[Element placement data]
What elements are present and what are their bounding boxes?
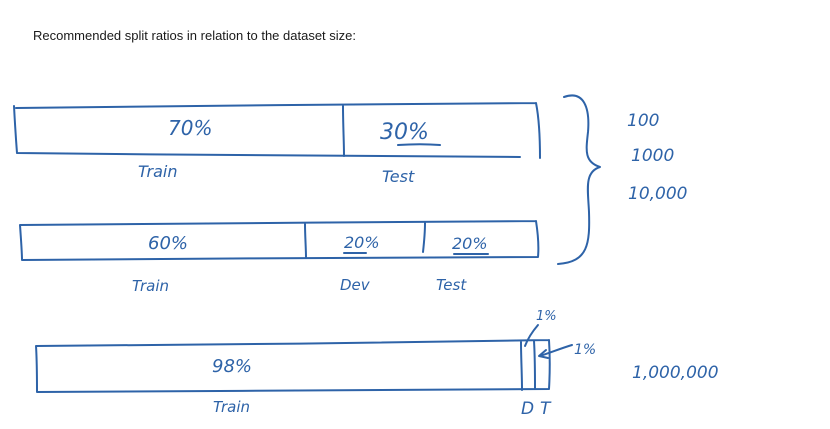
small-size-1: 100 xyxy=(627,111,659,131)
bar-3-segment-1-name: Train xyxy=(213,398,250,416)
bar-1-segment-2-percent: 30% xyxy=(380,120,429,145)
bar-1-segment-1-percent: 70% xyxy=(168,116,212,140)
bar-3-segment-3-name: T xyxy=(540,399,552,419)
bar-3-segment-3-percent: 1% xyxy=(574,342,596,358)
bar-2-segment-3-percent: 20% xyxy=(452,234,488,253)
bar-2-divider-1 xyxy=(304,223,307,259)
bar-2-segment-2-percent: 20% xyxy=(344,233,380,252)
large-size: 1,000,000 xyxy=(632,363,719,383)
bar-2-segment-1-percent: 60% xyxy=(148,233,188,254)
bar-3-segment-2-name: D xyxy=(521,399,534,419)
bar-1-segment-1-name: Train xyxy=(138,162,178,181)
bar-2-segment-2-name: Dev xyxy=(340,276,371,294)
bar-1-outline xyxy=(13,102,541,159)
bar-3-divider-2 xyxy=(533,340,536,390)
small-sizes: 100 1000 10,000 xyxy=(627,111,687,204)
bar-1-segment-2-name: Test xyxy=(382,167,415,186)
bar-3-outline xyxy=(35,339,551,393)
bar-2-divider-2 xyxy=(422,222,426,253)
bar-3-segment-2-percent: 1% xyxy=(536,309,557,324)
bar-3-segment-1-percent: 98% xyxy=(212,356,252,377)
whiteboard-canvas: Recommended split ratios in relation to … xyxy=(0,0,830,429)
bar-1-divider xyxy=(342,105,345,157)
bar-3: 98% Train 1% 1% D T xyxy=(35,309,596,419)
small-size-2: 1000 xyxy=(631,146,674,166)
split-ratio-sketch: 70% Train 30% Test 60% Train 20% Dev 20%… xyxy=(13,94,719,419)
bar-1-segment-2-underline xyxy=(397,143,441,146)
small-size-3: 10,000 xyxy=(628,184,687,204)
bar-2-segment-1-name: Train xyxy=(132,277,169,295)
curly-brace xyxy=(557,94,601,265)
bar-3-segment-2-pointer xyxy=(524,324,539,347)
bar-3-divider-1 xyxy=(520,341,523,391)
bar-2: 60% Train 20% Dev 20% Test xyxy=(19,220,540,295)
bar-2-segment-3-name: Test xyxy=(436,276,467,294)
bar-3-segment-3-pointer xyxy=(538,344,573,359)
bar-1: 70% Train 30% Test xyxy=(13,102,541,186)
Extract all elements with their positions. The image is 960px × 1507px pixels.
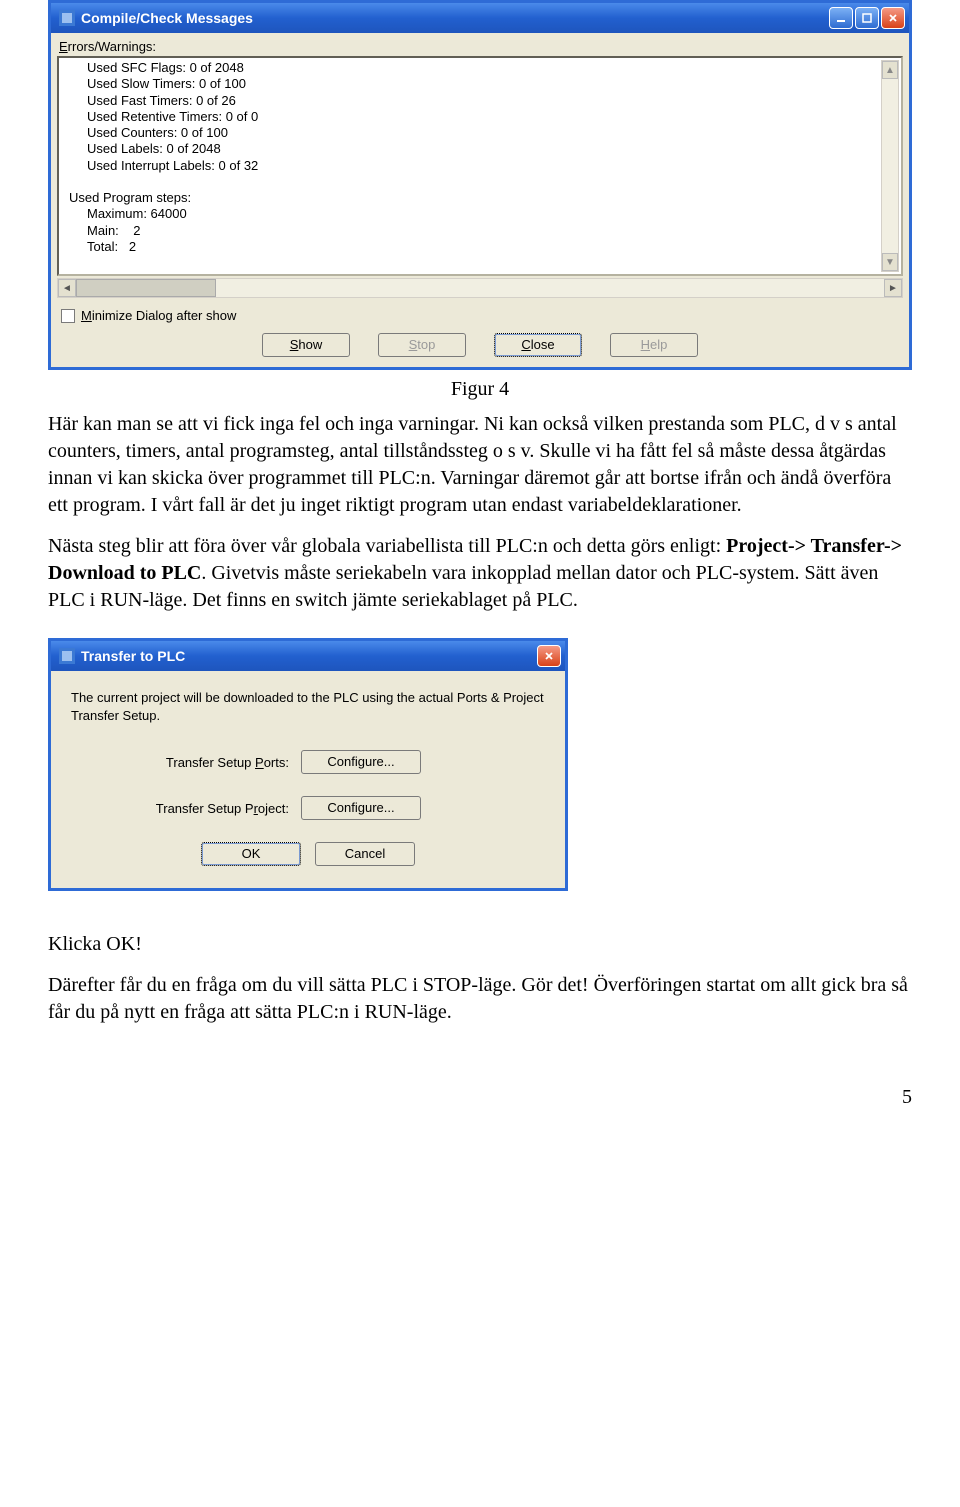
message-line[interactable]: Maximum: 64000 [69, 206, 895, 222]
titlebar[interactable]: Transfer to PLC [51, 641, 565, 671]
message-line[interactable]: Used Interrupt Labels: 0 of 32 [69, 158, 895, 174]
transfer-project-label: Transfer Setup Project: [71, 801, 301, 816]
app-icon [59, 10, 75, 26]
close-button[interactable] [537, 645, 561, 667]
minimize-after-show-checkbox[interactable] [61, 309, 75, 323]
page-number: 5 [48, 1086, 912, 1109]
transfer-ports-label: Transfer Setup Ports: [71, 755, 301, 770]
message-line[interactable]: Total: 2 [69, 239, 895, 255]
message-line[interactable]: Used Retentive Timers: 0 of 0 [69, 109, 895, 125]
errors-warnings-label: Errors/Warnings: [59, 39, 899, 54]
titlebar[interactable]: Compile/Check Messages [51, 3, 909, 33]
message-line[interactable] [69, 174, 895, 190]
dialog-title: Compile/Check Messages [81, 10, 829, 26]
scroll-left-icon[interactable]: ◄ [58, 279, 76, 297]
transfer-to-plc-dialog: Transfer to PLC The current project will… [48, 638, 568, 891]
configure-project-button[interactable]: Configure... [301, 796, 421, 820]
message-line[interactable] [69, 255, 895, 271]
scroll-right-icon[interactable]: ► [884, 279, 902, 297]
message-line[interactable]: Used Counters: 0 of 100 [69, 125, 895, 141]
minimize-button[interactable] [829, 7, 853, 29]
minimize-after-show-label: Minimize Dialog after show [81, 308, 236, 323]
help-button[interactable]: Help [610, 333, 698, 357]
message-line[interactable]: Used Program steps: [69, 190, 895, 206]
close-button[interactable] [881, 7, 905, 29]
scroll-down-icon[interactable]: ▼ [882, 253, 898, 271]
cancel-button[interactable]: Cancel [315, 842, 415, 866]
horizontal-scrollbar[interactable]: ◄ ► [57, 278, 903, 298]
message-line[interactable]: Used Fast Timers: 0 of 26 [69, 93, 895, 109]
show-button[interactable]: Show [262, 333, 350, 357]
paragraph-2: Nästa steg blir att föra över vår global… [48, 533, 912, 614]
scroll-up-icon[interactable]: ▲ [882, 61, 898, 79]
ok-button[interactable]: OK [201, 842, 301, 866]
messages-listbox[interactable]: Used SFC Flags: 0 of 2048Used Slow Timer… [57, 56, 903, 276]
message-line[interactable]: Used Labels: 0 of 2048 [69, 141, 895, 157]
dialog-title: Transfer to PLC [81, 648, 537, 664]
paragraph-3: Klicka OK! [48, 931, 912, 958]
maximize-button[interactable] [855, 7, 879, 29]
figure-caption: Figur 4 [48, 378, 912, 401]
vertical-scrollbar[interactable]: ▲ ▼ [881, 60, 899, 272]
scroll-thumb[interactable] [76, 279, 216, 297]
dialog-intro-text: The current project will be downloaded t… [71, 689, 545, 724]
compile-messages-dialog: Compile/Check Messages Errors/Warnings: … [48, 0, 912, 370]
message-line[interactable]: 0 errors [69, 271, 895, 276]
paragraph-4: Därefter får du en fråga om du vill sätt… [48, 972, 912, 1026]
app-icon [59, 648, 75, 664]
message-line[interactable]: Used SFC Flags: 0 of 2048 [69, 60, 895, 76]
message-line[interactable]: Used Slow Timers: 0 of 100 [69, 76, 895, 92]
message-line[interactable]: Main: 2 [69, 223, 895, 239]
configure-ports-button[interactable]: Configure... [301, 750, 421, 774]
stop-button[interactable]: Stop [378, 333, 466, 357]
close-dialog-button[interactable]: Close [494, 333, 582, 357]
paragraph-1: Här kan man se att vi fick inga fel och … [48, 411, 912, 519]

To do
Copy out verbatim every line of the material from the line containing "small-size-1: 100 xyxy=(627,111,659,131)" down to the line containing "bar-2-divider-2 xyxy=(422,222,426,253)", including both of those lines.

Solution for this problem
small-size-1: 100 xyxy=(627,111,659,131)
bar-3-segment-1-name: Train xyxy=(213,398,250,416)
bar-1-segment-2-percent: 30% xyxy=(380,120,429,145)
bar-1-segment-1-percent: 70% xyxy=(168,116,212,140)
bar-3-segment-3-name: T xyxy=(540,399,552,419)
bar-3-segment-3-percent: 1% xyxy=(574,342,596,358)
bar-2-segment-3-percent: 20% xyxy=(452,234,488,253)
bar-2-divider-1 xyxy=(304,223,307,259)
bar-2-segment-2-percent: 20% xyxy=(344,233,380,252)
large-size: 1,000,000 xyxy=(632,363,719,383)
bar-2-segment-1-percent: 60% xyxy=(148,233,188,254)
bar-3-segment-2-name: D xyxy=(521,399,534,419)
bar-1-segment-1-name: Train xyxy=(138,162,178,181)
bar-2-segment-2-name: Dev xyxy=(340,276,371,294)
bar-1-outline xyxy=(13,102,541,159)
bar-3-divider-2 xyxy=(533,340,536,390)
small-sizes: 100 1000 10,000 xyxy=(627,111,687,204)
bar-1-segment-2-name: Test xyxy=(382,167,415,186)
bar-3-outline xyxy=(35,339,551,393)
bar-2-divider-2 xyxy=(422,222,426,253)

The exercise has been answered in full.